### Problem
Every line from the one with "Read all visible content and emit it as JSON." through the end of the entries below should be written out exactly; the pictures should not.

### The records

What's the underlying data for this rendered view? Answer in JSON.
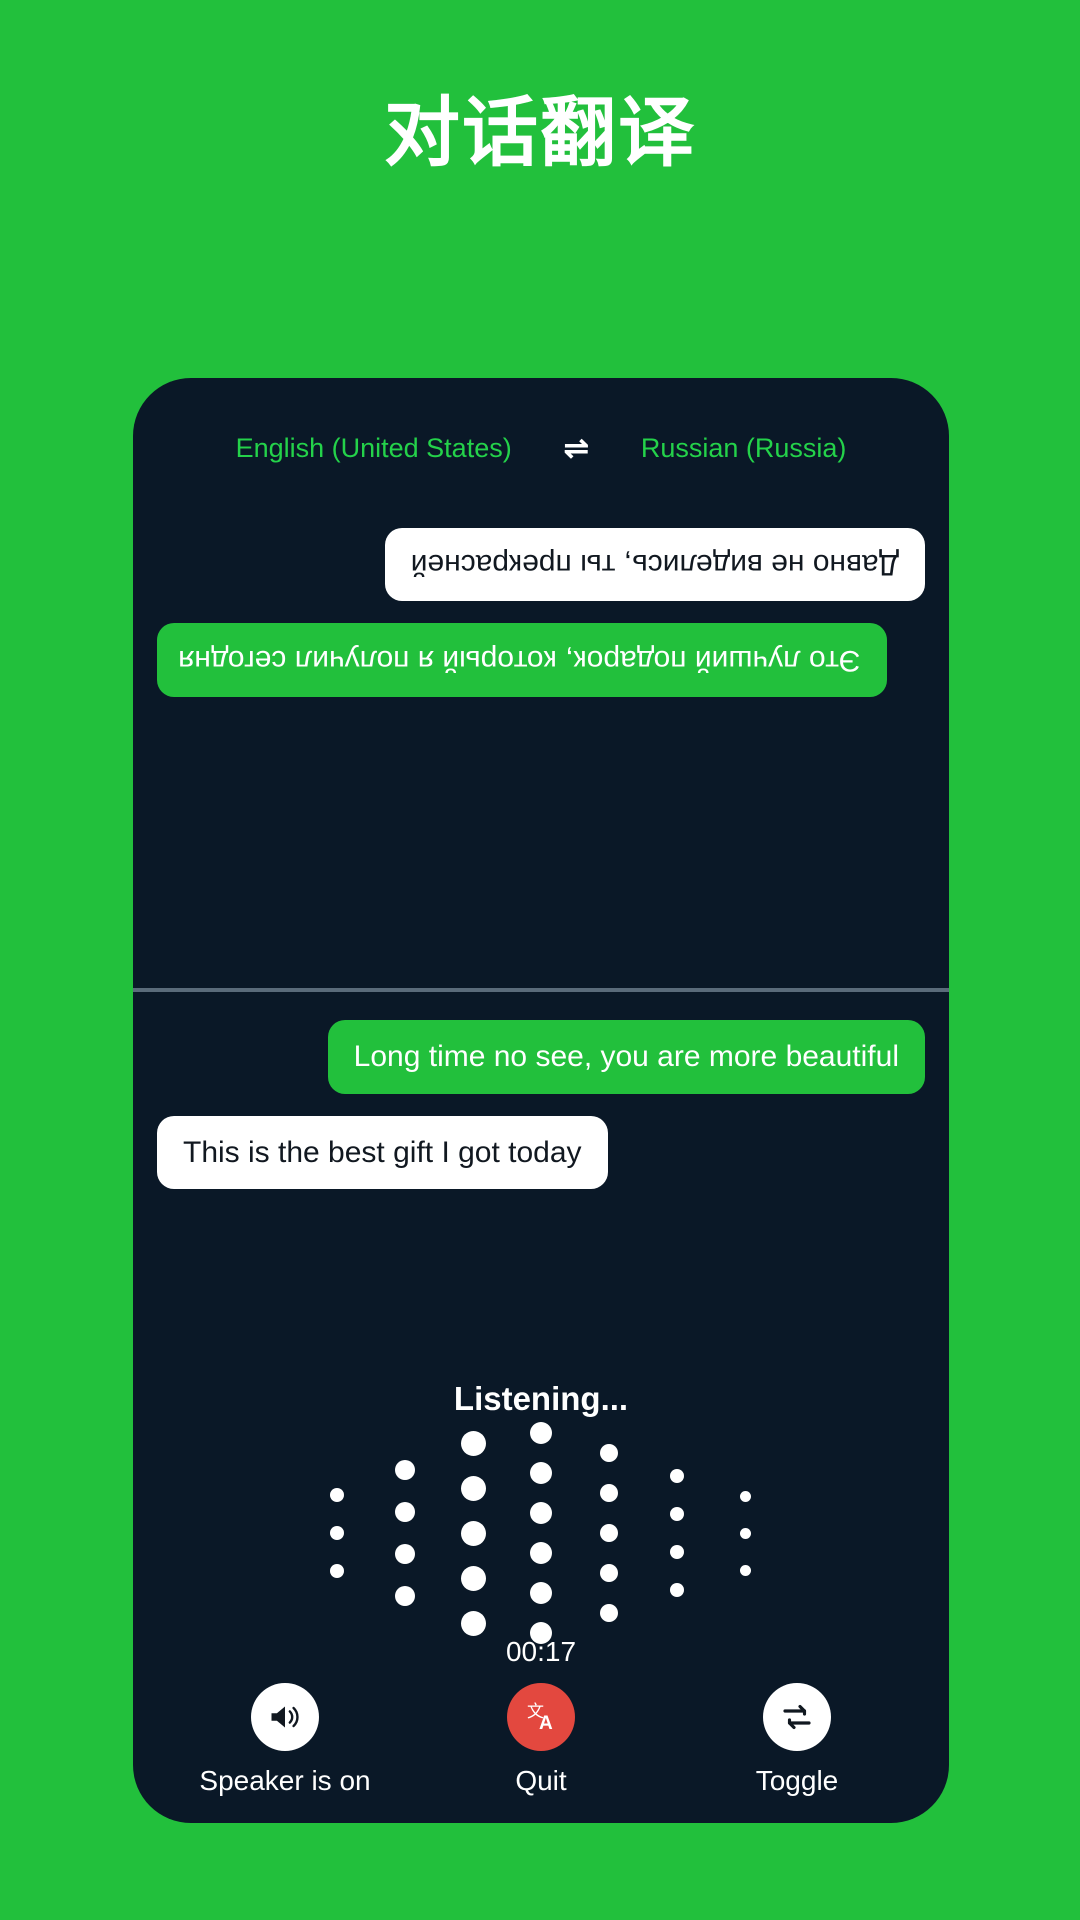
{
  "page": {
    "title": "对话翻译",
    "background_color": "#22C03C"
  },
  "phone": {
    "background_color": "#0A1827",
    "language_bar": {
      "source_language": "English (United States)",
      "swap_icon": "swap-horizontal-icon",
      "swap_glyph": "⇌",
      "target_language": "Russian (Russia)",
      "text_color": "#24D24A"
    },
    "conversation_top": {
      "rotated": true,
      "messages": [
        {
          "text": "Это лучший подарок, который я получил сегодня",
          "style": "green",
          "align": "right"
        },
        {
          "text": "Давно не виделись, ты прекрасней",
          "style": "white",
          "align": "left"
        }
      ]
    },
    "conversation_bottom": {
      "rotated": false,
      "messages": [
        {
          "text": "Long time no see, you are more beautiful",
          "style": "green",
          "align": "right"
        },
        {
          "text": "This is the best gift I got today",
          "style": "white",
          "align": "left"
        }
      ]
    },
    "status": {
      "listening_label": "Listening...",
      "timer": "00:17"
    },
    "waveform": {
      "dot_color": "#FFFFFF",
      "columns": [
        {
          "dot_size": 14,
          "count": 3,
          "gap": 24
        },
        {
          "dot_size": 20,
          "count": 4,
          "gap": 22
        },
        {
          "dot_size": 25,
          "count": 5,
          "gap": 20
        },
        {
          "dot_size": 22,
          "count": 6,
          "gap": 18
        },
        {
          "dot_size": 18,
          "count": 5,
          "gap": 22
        },
        {
          "dot_size": 14,
          "count": 4,
          "gap": 24
        },
        {
          "dot_size": 11,
          "count": 3,
          "gap": 26
        }
      ]
    },
    "controls": [
      {
        "label": "Speaker is on",
        "icon": "speaker-on-icon",
        "circle_color": "#FFFFFF",
        "icon_color": "#111820"
      },
      {
        "label": "Quit",
        "icon": "translate-icon",
        "circle_color": "#E3483F",
        "icon_color": "#FFFFFF"
      },
      {
        "label": "Toggle",
        "icon": "repeat-swap-icon",
        "circle_color": "#FFFFFF",
        "icon_color": "#111820"
      }
    ]
  }
}
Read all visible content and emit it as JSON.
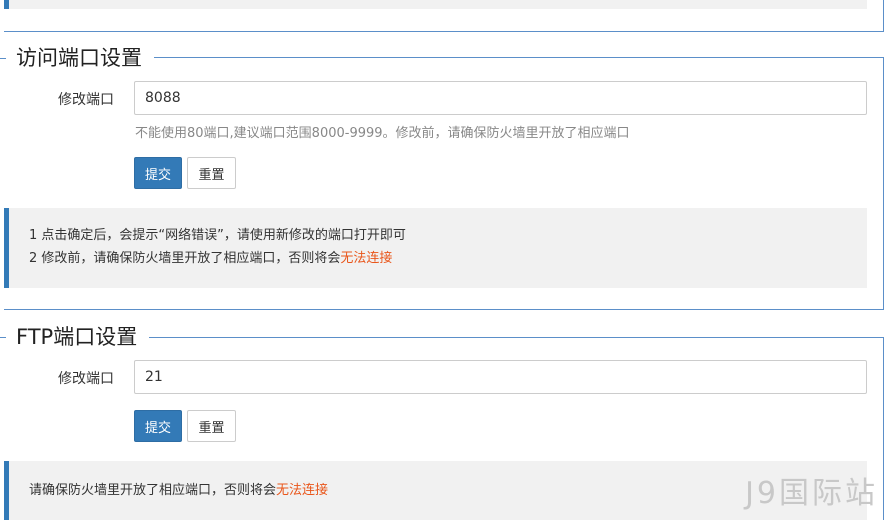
{
  "access_port": {
    "title": "访问端口设置",
    "field_label": "修改端口",
    "port_value": "8088",
    "help_text": "不能使用80端口,建议端口范围8000-9999。修改前，请确保防火墙里开放了相应端口",
    "submit_label": "提交",
    "reset_label": "重置",
    "notice_line1": "1 点击确定后，会提示“网络错误”，请使用新修改的端口打开即可",
    "notice_line2_prefix": "2 修改前，请确保防火墙里开放了相应端口，否则将会",
    "notice_line2_warn": "无法连接"
  },
  "ftp_port": {
    "title": "FTP端口设置",
    "field_label": "修改端口",
    "port_value": "21",
    "submit_label": "提交",
    "reset_label": "重置",
    "notice_prefix": "请确保防火墙里开放了相应端口，否则将会",
    "notice_warn": "无法连接"
  },
  "watermark": "J9国际站",
  "colors": {
    "accent": "#337ab7",
    "border": "#5b8fc9",
    "warning": "#e9561b",
    "notice_bg": "#f1f1f1"
  }
}
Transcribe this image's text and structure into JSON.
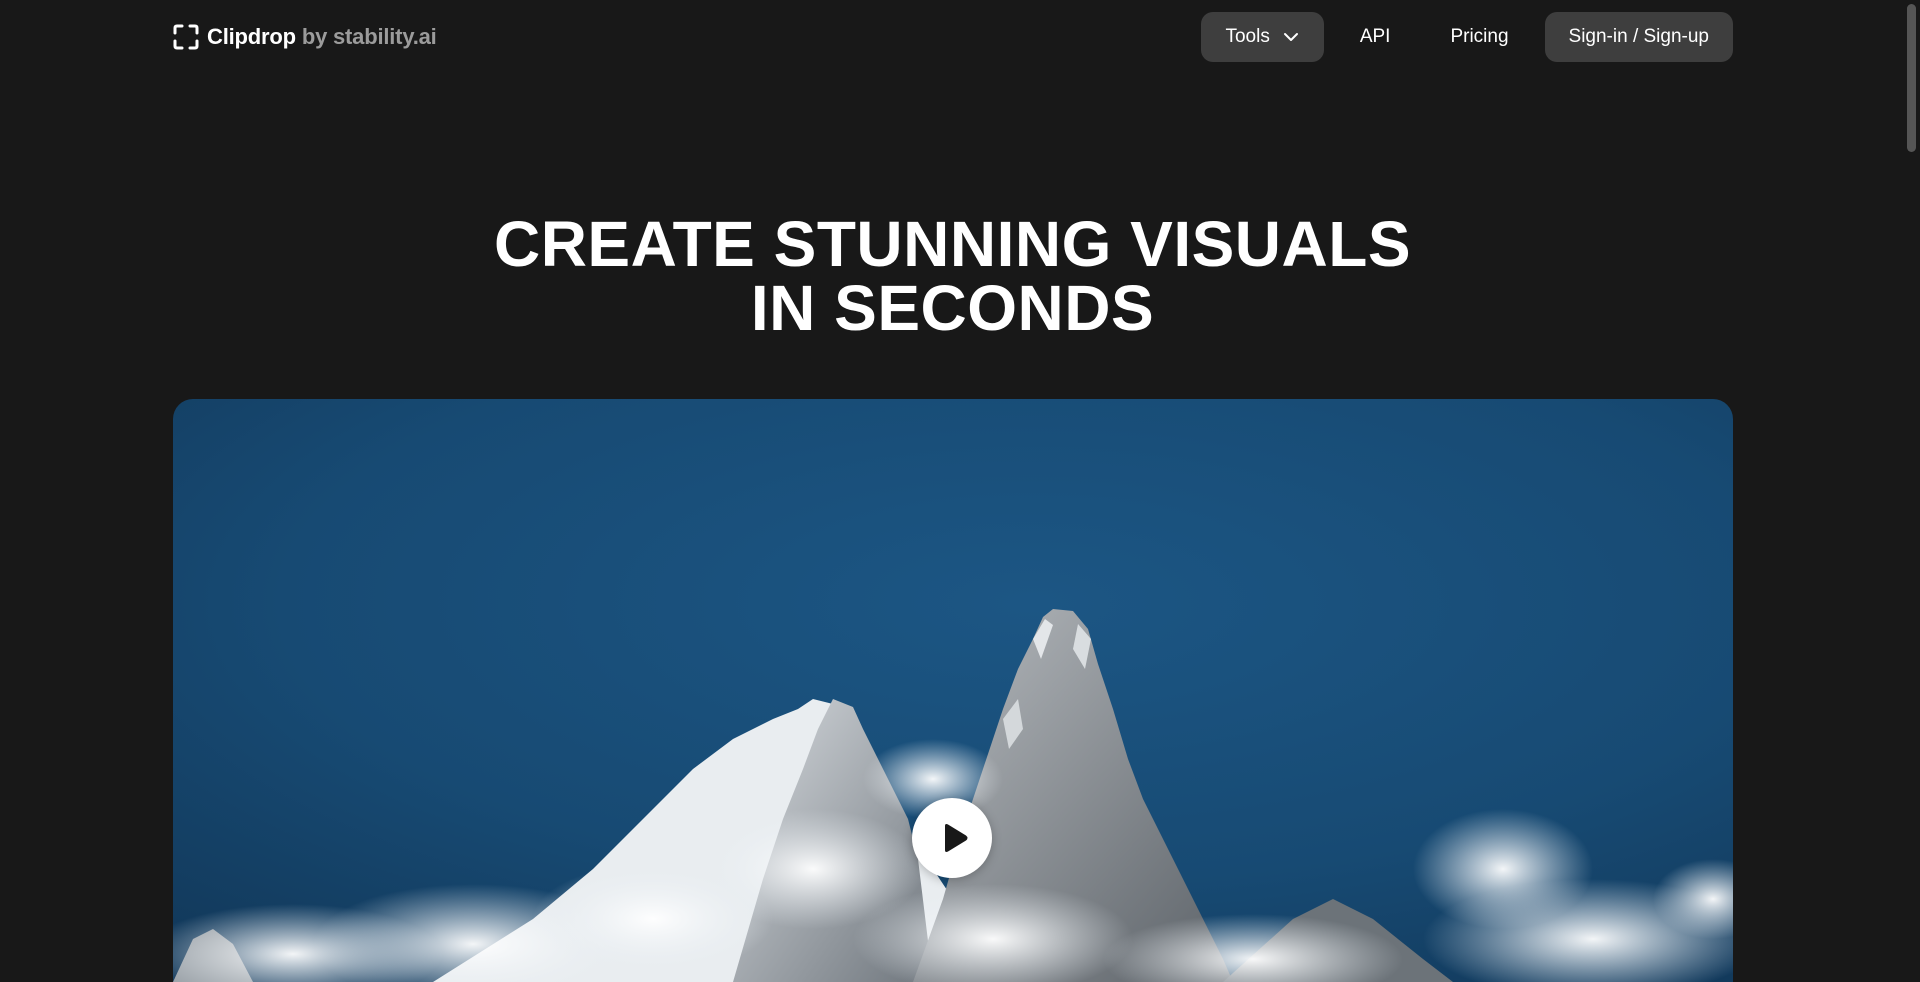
{
  "header": {
    "logo": {
      "brand": "Clipdrop",
      "byline": "by stability.ai",
      "icon": "clipdrop-bracket-icon"
    },
    "nav": {
      "tools_label": "Tools",
      "api_label": "API",
      "pricing_label": "Pricing",
      "signin_label": "Sign-in / Sign-up"
    }
  },
  "hero": {
    "title_line1": "CREATE STUNNING VISUALS",
    "title_line2": "IN SECONDS"
  },
  "media": {
    "play_icon": "play-icon"
  },
  "colors": {
    "background": "#181818",
    "button_fill": "#3e3e3e",
    "sky": "#1a4f7a",
    "byline_gray": "#9b9b9b"
  }
}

### Worked answer
Read all visible content and emit it as JSON.
{
  "access_port": {
    "title": "访问端口设置",
    "field_label": "修改端口",
    "port_value": "8088",
    "help_text": "不能使用80端口,建议端口范围8000-9999。修改前，请确保防火墙里开放了相应端口",
    "submit_label": "提交",
    "reset_label": "重置",
    "notice_line1": "1 点击确定后，会提示“网络错误”，请使用新修改的端口打开即可",
    "notice_line2_prefix": "2 修改前，请确保防火墙里开放了相应端口，否则将会",
    "notice_line2_warn": "无法连接"
  },
  "ftp_port": {
    "title": "FTP端口设置",
    "field_label": "修改端口",
    "port_value": "21",
    "submit_label": "提交",
    "reset_label": "重置",
    "notice_prefix": "请确保防火墙里开放了相应端口，否则将会",
    "notice_warn": "无法连接"
  },
  "watermark": "J9国际站",
  "colors": {
    "accent": "#337ab7",
    "border": "#5b8fc9",
    "warning": "#e9561b",
    "notice_bg": "#f1f1f1"
  }
}
Transcribe this image's text and structure into JSON.
{
  "header": {
    "logo": {
      "brand": "Clipdrop",
      "byline": "by stability.ai",
      "icon": "clipdrop-bracket-icon"
    },
    "nav": {
      "tools_label": "Tools",
      "api_label": "API",
      "pricing_label": "Pricing",
      "signin_label": "Sign-in / Sign-up"
    }
  },
  "hero": {
    "title_line1": "CREATE STUNNING VISUALS",
    "title_line2": "IN SECONDS"
  },
  "media": {
    "play_icon": "play-icon"
  },
  "colors": {
    "background": "#181818",
    "button_fill": "#3e3e3e",
    "sky": "#1a4f7a",
    "byline_gray": "#9b9b9b"
  }
}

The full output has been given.